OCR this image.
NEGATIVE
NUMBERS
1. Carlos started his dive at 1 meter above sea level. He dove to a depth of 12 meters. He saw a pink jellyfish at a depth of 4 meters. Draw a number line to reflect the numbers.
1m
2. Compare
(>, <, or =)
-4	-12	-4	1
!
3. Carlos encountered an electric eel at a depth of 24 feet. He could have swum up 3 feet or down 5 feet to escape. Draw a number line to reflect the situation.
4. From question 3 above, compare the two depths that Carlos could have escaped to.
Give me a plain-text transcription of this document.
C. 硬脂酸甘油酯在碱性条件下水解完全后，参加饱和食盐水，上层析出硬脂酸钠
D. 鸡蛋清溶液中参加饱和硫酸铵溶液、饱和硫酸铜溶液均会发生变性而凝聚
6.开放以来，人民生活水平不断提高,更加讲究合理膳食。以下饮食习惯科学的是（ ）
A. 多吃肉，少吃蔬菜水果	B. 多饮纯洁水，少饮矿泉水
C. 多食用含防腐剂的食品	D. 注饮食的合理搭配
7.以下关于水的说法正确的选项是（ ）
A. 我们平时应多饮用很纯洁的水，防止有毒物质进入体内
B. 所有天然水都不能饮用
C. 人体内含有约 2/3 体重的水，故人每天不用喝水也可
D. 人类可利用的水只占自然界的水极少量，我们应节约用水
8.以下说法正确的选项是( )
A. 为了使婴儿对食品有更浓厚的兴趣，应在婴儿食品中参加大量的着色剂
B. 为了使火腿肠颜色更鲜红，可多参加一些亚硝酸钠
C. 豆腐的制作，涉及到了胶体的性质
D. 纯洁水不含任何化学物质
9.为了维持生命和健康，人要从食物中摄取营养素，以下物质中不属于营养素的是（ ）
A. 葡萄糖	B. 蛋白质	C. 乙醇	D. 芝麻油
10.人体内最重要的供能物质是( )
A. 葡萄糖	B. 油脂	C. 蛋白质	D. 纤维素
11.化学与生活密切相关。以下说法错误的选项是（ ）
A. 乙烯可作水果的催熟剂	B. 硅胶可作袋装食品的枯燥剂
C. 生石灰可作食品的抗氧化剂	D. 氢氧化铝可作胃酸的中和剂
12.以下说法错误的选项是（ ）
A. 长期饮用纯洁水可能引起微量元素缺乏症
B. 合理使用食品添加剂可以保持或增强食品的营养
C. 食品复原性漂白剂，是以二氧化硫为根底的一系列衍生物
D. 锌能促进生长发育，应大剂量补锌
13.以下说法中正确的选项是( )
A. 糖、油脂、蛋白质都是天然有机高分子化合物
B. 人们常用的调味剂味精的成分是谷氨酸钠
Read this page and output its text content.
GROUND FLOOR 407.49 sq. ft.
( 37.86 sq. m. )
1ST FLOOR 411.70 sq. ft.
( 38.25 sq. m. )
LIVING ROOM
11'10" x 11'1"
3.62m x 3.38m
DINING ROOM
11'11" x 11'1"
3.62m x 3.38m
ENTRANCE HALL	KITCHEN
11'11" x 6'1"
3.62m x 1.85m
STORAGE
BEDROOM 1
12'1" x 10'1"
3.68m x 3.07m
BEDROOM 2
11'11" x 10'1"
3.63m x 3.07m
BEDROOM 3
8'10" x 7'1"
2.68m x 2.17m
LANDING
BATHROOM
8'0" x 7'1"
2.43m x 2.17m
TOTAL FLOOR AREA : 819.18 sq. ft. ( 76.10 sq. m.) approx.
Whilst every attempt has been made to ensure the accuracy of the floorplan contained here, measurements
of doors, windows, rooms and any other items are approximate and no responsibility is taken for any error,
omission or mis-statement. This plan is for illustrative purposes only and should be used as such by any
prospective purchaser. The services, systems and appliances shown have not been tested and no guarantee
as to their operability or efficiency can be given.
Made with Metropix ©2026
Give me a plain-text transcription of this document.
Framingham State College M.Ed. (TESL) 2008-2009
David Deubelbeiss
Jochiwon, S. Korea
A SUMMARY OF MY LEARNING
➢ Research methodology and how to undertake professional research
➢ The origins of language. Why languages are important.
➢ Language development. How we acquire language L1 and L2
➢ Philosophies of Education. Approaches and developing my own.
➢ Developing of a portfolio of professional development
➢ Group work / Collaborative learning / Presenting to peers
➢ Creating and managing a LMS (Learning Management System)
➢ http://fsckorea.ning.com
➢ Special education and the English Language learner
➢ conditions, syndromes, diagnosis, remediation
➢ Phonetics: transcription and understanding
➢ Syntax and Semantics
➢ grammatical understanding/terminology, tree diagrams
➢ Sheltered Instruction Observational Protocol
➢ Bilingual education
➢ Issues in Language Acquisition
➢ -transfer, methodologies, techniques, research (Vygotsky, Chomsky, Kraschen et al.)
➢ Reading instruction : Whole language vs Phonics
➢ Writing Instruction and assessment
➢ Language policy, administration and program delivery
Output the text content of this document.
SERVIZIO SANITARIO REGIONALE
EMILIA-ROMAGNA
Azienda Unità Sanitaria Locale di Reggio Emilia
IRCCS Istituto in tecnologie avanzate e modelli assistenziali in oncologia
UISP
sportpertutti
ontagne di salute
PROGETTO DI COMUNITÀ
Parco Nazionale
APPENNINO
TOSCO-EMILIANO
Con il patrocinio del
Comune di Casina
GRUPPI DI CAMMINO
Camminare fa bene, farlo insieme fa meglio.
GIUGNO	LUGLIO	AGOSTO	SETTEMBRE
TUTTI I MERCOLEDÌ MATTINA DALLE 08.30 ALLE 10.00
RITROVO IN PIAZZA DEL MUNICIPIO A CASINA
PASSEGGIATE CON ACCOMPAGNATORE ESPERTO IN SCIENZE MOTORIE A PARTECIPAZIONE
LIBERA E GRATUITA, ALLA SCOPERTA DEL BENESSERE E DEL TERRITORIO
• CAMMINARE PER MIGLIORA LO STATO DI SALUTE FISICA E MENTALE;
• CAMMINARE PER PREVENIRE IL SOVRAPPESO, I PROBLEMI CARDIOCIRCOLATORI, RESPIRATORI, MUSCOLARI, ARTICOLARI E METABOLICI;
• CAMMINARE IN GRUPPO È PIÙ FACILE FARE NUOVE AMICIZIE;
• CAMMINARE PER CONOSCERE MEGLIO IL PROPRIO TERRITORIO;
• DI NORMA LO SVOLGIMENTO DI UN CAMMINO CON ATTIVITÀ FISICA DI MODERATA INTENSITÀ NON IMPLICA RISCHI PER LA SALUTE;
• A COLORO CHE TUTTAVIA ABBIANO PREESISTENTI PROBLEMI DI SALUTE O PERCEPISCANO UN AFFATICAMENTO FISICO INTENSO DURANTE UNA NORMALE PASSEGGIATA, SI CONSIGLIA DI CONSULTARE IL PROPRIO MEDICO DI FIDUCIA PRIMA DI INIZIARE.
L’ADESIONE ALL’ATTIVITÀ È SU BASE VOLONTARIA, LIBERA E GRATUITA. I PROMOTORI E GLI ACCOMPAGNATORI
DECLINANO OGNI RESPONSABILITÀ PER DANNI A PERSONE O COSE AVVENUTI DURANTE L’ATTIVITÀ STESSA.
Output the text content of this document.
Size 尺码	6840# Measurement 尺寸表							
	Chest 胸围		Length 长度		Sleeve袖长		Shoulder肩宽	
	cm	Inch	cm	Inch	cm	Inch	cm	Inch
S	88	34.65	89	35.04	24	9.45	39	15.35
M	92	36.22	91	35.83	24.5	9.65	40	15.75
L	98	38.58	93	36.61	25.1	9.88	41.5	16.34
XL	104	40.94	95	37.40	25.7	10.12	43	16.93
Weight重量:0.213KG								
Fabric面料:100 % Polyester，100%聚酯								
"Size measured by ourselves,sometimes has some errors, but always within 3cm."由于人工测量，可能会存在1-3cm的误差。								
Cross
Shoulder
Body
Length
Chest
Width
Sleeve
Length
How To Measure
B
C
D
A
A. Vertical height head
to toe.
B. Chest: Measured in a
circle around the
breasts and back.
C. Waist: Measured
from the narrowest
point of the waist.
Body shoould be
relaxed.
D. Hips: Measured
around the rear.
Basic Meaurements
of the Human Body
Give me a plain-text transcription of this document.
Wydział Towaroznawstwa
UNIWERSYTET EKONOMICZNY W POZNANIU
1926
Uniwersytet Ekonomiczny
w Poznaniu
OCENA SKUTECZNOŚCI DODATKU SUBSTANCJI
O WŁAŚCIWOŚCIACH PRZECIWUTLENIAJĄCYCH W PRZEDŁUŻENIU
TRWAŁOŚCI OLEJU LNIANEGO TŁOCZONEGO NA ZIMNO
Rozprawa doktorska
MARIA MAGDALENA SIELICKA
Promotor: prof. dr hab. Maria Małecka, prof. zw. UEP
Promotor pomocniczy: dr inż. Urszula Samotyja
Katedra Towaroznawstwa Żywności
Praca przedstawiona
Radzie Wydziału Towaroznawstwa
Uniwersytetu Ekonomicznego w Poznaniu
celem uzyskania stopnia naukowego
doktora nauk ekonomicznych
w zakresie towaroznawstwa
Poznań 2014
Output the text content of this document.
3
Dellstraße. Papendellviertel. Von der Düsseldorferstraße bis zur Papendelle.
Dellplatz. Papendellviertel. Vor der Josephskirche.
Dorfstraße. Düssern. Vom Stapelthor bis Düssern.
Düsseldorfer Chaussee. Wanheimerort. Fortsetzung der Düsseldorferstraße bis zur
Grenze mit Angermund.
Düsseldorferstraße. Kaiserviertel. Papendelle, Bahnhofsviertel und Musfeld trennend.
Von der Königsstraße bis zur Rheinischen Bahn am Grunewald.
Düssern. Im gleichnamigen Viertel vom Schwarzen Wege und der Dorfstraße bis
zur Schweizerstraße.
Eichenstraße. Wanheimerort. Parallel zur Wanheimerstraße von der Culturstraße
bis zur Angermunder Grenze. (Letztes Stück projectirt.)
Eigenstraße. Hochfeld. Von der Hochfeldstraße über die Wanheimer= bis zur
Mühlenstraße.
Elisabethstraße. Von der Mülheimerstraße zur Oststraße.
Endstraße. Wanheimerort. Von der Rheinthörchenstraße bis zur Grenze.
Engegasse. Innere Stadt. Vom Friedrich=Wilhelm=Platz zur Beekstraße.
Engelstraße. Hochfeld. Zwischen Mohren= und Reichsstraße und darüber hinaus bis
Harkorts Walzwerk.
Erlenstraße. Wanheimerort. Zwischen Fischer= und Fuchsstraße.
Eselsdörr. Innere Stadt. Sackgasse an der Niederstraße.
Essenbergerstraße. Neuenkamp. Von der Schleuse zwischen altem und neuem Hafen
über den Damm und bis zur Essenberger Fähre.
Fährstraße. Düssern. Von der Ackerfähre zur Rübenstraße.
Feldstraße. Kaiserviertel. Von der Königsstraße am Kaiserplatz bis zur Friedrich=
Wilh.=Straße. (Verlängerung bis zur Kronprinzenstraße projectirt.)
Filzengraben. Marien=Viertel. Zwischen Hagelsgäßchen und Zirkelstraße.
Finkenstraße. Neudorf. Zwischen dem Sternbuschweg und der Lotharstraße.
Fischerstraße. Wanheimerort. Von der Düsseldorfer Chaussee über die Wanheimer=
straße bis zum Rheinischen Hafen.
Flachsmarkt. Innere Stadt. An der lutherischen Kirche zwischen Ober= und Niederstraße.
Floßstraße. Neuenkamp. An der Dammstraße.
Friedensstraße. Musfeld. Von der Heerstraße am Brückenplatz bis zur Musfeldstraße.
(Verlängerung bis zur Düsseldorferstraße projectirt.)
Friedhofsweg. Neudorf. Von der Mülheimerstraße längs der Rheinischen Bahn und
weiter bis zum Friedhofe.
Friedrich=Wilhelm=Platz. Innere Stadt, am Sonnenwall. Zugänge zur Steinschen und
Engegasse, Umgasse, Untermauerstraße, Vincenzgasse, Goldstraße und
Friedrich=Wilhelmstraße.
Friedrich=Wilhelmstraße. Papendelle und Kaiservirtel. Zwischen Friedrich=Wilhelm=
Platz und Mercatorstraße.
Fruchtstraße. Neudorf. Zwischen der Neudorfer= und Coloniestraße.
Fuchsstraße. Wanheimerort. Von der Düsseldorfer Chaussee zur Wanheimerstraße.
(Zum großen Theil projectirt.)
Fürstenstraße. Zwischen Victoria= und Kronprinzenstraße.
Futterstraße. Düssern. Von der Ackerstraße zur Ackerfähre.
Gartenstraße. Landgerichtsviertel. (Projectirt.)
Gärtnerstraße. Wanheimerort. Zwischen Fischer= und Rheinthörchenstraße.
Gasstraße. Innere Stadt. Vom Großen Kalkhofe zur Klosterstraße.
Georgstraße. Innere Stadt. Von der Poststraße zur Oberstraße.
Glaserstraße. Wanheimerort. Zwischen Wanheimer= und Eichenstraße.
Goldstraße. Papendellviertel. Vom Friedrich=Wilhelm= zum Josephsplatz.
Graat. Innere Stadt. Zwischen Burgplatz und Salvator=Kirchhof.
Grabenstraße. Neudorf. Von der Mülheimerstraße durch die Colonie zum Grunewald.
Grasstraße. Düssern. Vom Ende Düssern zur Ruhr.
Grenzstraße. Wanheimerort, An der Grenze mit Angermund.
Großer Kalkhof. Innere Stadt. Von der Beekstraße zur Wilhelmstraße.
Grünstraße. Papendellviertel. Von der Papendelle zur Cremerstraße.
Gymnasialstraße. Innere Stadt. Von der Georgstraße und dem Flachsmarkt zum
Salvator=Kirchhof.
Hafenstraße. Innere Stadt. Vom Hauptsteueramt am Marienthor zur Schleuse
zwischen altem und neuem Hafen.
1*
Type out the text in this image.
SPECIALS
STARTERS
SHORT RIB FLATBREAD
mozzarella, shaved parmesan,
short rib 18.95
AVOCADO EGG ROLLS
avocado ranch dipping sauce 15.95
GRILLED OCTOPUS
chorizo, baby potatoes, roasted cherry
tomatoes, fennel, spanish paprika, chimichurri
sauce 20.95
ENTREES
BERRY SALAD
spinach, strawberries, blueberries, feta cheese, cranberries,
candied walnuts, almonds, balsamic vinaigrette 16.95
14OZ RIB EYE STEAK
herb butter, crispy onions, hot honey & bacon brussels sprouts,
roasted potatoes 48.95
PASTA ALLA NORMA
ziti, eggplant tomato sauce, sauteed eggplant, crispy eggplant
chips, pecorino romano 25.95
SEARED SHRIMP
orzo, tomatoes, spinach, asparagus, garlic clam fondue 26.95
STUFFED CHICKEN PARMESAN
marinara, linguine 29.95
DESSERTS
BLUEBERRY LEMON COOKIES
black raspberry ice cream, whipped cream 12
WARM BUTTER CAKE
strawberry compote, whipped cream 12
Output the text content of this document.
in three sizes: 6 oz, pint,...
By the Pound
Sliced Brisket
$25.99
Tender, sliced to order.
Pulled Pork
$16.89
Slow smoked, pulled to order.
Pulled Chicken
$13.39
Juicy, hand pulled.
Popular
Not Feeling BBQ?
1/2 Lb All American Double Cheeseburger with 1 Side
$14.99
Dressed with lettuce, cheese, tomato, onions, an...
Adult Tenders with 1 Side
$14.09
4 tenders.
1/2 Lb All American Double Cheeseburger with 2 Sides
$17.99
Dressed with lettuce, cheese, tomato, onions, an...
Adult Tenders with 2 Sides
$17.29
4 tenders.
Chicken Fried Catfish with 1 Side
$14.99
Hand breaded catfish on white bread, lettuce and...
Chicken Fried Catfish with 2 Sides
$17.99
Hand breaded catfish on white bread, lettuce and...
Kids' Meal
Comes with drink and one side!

════════════════

> **Stated goal**
How many lines in the records above contain the word "order"? Reply with the number alone.

> **Complete output**
2